[Direction] Give the data below again, word for word.

[Material for this task]
=-=-=-=-=

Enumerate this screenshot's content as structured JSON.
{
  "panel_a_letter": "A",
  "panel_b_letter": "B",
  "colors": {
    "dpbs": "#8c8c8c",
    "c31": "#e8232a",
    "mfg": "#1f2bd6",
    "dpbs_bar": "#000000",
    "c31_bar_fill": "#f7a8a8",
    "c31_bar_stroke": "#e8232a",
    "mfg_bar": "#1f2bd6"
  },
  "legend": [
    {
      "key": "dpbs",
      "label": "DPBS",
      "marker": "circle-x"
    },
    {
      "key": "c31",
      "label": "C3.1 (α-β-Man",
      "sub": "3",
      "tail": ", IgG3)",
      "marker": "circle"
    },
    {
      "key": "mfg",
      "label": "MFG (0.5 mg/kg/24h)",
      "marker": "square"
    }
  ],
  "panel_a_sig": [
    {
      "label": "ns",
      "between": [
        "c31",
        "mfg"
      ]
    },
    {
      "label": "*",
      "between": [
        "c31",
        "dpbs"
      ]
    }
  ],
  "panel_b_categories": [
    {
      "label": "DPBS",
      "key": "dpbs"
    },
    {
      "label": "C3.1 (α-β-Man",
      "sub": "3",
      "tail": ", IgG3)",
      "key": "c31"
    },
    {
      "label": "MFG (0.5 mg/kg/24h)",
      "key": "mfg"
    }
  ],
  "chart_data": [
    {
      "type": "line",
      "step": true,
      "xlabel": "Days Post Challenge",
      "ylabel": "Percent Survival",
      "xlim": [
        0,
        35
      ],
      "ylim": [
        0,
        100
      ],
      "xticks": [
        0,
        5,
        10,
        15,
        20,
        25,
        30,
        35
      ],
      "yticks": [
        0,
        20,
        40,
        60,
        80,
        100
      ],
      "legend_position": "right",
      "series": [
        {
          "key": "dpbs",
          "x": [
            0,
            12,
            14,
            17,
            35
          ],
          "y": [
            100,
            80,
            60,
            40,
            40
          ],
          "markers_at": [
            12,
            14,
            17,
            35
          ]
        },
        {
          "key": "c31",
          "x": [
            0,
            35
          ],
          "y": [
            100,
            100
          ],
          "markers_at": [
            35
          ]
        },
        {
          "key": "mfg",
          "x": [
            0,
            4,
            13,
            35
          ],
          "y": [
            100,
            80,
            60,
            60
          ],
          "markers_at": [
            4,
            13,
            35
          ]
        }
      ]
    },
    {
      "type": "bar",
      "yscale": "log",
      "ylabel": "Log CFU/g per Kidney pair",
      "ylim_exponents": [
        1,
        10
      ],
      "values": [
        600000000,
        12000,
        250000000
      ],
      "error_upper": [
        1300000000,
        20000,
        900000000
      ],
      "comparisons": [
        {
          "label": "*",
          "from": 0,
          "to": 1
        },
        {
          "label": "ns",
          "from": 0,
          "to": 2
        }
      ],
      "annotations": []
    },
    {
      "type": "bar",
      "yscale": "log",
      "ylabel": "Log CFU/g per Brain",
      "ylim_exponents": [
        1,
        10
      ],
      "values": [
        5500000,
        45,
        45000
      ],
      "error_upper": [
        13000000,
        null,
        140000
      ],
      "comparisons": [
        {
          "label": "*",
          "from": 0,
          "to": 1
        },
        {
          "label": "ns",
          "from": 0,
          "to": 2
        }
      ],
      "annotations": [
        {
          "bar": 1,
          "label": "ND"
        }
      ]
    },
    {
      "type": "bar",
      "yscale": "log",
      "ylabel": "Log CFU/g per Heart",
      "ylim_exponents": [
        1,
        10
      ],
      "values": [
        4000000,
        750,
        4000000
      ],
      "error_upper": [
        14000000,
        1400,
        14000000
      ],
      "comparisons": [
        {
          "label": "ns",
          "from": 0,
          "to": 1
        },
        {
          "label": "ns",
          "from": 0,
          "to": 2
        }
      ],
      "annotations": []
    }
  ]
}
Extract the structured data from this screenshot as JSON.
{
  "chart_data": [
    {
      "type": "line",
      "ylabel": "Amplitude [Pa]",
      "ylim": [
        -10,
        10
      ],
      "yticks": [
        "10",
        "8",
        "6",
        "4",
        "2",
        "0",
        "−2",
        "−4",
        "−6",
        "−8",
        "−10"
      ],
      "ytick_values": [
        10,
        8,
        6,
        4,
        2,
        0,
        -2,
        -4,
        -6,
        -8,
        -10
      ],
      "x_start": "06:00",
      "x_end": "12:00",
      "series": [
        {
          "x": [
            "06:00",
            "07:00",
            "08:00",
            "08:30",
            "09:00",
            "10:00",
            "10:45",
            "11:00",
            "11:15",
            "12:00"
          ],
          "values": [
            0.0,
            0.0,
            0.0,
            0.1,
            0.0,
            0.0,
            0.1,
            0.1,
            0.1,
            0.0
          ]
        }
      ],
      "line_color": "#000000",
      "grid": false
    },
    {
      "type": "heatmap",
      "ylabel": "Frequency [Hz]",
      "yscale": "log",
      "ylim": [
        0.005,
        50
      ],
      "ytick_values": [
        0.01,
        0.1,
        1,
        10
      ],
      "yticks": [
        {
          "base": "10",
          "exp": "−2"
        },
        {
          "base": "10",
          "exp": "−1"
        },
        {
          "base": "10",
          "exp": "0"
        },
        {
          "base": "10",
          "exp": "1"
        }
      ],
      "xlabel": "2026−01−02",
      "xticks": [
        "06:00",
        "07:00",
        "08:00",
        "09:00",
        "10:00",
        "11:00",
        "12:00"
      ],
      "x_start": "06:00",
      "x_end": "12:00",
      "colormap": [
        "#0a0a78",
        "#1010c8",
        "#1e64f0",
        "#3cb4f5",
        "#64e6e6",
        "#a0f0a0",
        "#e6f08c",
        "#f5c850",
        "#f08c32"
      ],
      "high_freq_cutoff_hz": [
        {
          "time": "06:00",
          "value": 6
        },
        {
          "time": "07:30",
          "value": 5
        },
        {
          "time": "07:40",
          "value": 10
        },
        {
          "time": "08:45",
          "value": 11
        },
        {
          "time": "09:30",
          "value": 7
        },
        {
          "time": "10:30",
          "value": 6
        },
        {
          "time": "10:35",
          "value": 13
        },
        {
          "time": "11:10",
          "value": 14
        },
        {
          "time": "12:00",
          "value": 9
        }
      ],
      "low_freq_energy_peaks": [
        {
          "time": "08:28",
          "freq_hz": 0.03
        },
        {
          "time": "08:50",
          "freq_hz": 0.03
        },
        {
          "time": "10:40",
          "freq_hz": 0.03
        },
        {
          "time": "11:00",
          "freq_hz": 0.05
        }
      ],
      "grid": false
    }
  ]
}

=-=-=-=-=

[Result of the exercise]
Enumerate this screenshot's content as structured JSON.
{
  "panel_a_letter": "A",
  "panel_b_letter": "B",
  "colors": {
    "dpbs": "#8c8c8c",
    "c31": "#e8232a",
    "mfg": "#1f2bd6",
    "dpbs_bar": "#000000",
    "c31_bar_fill": "#f7a8a8",
    "c31_bar_stroke": "#e8232a",
    "mfg_bar": "#1f2bd6"
  },
  "legend": [
    {
      "key": "dpbs",
      "label": "DPBS",
      "marker": "circle-x"
    },
    {
      "key": "c31",
      "label": "C3.1 (α-β-Man",
      "sub": "3",
      "tail": ", IgG3)",
      "marker": "circle"
    },
    {
      "key": "mfg",
      "label": "MFG (0.5 mg/kg/24h)",
      "marker": "square"
    }
  ],
  "panel_a_sig": [
    {
      "label": "ns",
      "between": [
        "c31",
        "mfg"
      ]
    },
    {
      "label": "*",
      "between": [
        "c31",
        "dpbs"
      ]
    }
  ],
  "panel_b_categories": [
    {
      "label": "DPBS",
      "key": "dpbs"
    },
    {
      "label": "C3.1 (α-β-Man",
      "sub": "3",
      "tail": ", IgG3)",
      "key": "c31"
    },
    {
      "label": "MFG (0.5 mg/kg/24h)",
      "key": "mfg"
    }
  ],
  "chart_data": [
    {
      "type": "line",
      "step": true,
      "xlabel": "Days Post Challenge",
      "ylabel": "Percent Survival",
      "xlim": [
        0,
        35
      ],
      "ylim": [
        0,
        100
      ],
      "xticks": [
        0,
        5,
        10,
        15,
        20,
        25,
        30,
        35
      ],
      "yticks": [
        0,
        20,
        40,
        60,
        80,
        100
      ],
      "legend_position": "right",
      "series": [
        {
          "key": "dpbs",
          "x": [
            0,
            12,
            14,
            17,
            35
          ],
          "y": [
            100,
            80,
            60,
            40,
            40
          ],
          "markers_at": [
            12,
            14,
            17,
            35
          ]
        },
        {
          "key": "c31",
          "x": [
            0,
            35
          ],
          "y": [
            100,
            100
          ],
          "markers_at": [
            35
          ]
        },
        {
          "key": "mfg",
          "x": [
            0,
            4,
            13,
            35
          ],
          "y": [
            100,
            80,
            60,
            60
          ],
          "markers_at": [
            4,
            13,
            35
          ]
        }
      ]
    },
    {
      "type": "bar",
      "yscale": "log",
      "ylabel": "Log CFU/g per Kidney pair",
      "ylim_exponents": [
        1,
        10
      ],
      "values": [
        600000000,
        12000,
        250000000
      ],
      "error_upper": [
        1300000000,
        20000,
        900000000
      ],
      "comparisons": [
        {
          "label": "*",
          "from": 0,
          "to": 1
        },
        {
          "label": "ns",
          "from": 0,
          "to": 2
        }
      ],
      "annotations": []
    },
    {
      "type": "bar",
      "yscale": "log",
      "ylabel": "Log CFU/g per Brain",
      "ylim_exponents": [
        1,
        10
      ],
      "values": [
        5500000,
        45,
        45000
      ],
      "error_upper": [
        13000000,
        null,
        140000
      ],
      "comparisons": [
        {
          "label": "*",
          "from": 0,
          "to": 1
        },
        {
          "label": "ns",
          "from": 0,
          "to": 2
        }
      ],
      "annotations": [
        {
          "bar": 1,
          "label": "ND"
        }
      ]
    },
    {
      "type": "bar",
      "yscale": "log",
      "ylabel": "Log CFU/g per Heart",
      "ylim_exponents": [
        1,
        10
      ],
      "values": [
        4000000,
        750,
        4000000
      ],
      "error_upper": [
        14000000,
        1400,
        14000000
      ],
      "comparisons": [
        {
          "label": "ns",
          "from": 0,
          "to": 1
        },
        {
          "label": "ns",
          "from": 0,
          "to": 2
        }
      ],
      "annotations": []
    }
  ]
}
Extract the structured data from this screenshot as JSON.
{
  "chart_data": [
    {
      "type": "line",
      "ylabel": "Amplitude [Pa]",
      "ylim": [
        -10,
        10
      ],
      "yticks": [
        "10",
        "8",
        "6",
        "4",
        "2",
        "0",
        "−2",
        "−4",
        "−6",
        "−8",
        "−10"
      ],
      "ytick_values": [
        10,
        8,
        6,
        4,
        2,
        0,
        -2,
        -4,
        -6,
        -8,
        -10
      ],
      "x_start": "06:00",
      "x_end": "12:00",
      "series": [
        {
          "x": [
            "06:00",
            "07:00",
            "08:00",
            "08:30",
            "09:00",
            "10:00",
            "10:45",
            "11:00",
            "11:15",
            "12:00"
          ],
          "values": [
            0.0,
            0.0,
            0.0,
            0.1,
            0.0,
            0.0,
            0.1,
            0.1,
            0.1,
            0.0
          ]
        }
      ],
      "line_color": "#000000",
      "grid": false
    },
    {
      "type": "heatmap",
      "ylabel": "Frequency [Hz]",
      "yscale": "log",
      "ylim": [
        0.005,
        50
      ],
      "ytick_values": [
        0.01,
        0.1,
        1,
        10
      ],
      "yticks": [
        {
          "base": "10",
          "exp": "−2"
        },
        {
          "base": "10",
          "exp": "−1"
        },
        {
          "base": "10",
          "exp": "0"
        },
        {
          "base": "10",
          "exp": "1"
        }
      ],
      "xlabel": "2026−01−02",
      "xticks": [
        "06:00",
        "07:00",
        "08:00",
        "09:00",
        "10:00",
        "11:00",
        "12:00"
      ],
      "x_start": "06:00",
      "x_end": "12:00",
      "colormap": [
        "#0a0a78",
        "#1010c8",
        "#1e64f0",
        "#3cb4f5",
        "#64e6e6",
        "#a0f0a0",
        "#e6f08c",
        "#f5c850",
        "#f08c32"
      ],
      "high_freq_cutoff_hz": [
        {
          "time": "06:00",
          "value": 6
        },
        {
          "time": "07:30",
          "value": 5
        },
        {
          "time": "07:40",
          "value": 10
        },
        {
          "time": "08:45",
          "value": 11
        },
        {
          "time": "09:30",
          "value": 7
        },
        {
          "time": "10:30",
          "value": 6
        },
        {
          "time": "10:35",
          "value": 13
        },
        {
          "time": "11:10",
          "value": 14
        },
        {
          "time": "12:00",
          "value": 9
        }
      ],
      "low_freq_energy_peaks": [
        {
          "time": "08:28",
          "freq_hz": 0.03
        },
        {
          "time": "08:50",
          "freq_hz": 0.03
        },
        {
          "time": "10:40",
          "freq_hz": 0.03
        },
        {
          "time": "11:00",
          "freq_hz": 0.05
        }
      ],
      "grid": false
    }
  ]
}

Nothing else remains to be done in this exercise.